Aim of the task
Reproduce every line of the entries below word for word, leaving out the pictures.

Excerpts from a layout annotation set
╭──

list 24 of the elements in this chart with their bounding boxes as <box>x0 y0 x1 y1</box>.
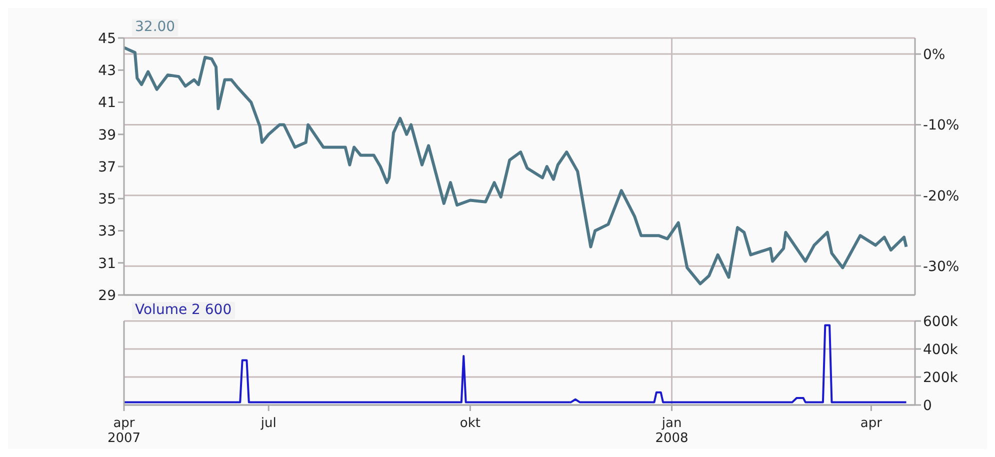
y-tick-label: 39 <box>98 127 116 144</box>
y-tick-label: 400k <box>923 342 959 358</box>
y-tick-label: 33 <box>98 224 116 240</box>
chart-title: Volume 2 600 <box>132 302 235 319</box>
y2-tick-label: 0% <box>923 47 946 64</box>
y2-tick-label: -20% <box>923 188 960 204</box>
y2-tick-label: -10% <box>923 118 960 134</box>
y-tick-label: 43 <box>98 63 116 80</box>
x-tick-label: okt <box>460 416 480 431</box>
y-tick-label: 600k <box>923 314 959 330</box>
y-tick-label: 29 <box>98 288 116 304</box>
y-tick-label: 41 <box>98 95 116 112</box>
x-tick-label: jul <box>260 416 276 431</box>
y-tick-label: 0 <box>923 398 932 414</box>
y-tick-label: 37 <box>98 159 116 176</box>
y-tick-label: 35 <box>98 192 116 208</box>
x-tick-label: jan 2008 <box>655 416 688 446</box>
chart-title: 32.00 <box>132 19 178 36</box>
x-tick-label: apr 2007 <box>107 416 141 446</box>
x-tick-label: apr <box>860 416 883 431</box>
y-tick-label: 45 <box>98 30 116 47</box>
y-tick-label: 31 <box>98 256 116 272</box>
y-tick-label: 200k <box>923 370 959 386</box>
y2-tick-label: -30% <box>923 259 960 276</box>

╰──

Reply to the task
list 24 of the elements in this chart with their bounding boxes as <box>x0 y0 x1 y1</box>.
y-tick-label: 39 <box>98 127 116 144</box>
y-tick-label: 400k <box>923 342 959 358</box>
y-tick-label: 33 <box>98 224 116 240</box>
chart-title: Volume 2 600 <box>132 302 235 319</box>
y2-tick-label: 0% <box>923 47 946 64</box>
y2-tick-label: -20% <box>923 188 960 204</box>
y2-tick-label: -10% <box>923 118 960 134</box>
y-tick-label: 43 <box>98 63 116 80</box>
x-tick-label: okt <box>460 416 480 431</box>
y-tick-label: 600k <box>923 314 959 330</box>
y-tick-label: 29 <box>98 288 116 304</box>
y-tick-label: 41 <box>98 95 116 112</box>
x-tick-label: jul <box>260 416 276 431</box>
y-tick-label: 0 <box>923 398 932 414</box>
y-tick-label: 37 <box>98 159 116 176</box>
y-tick-label: 35 <box>98 192 116 208</box>
x-tick-label: jan 2008 <box>655 416 688 446</box>
chart-title: 32.00 <box>132 19 178 36</box>
x-tick-label: apr 2007 <box>107 416 141 446</box>
x-tick-label: apr <box>860 416 883 431</box>
y-tick-label: 45 <box>98 30 116 47</box>
y-tick-label: 31 <box>98 256 116 272</box>
y-tick-label: 200k <box>923 370 959 386</box>
y2-tick-label: -30% <box>923 259 960 276</box>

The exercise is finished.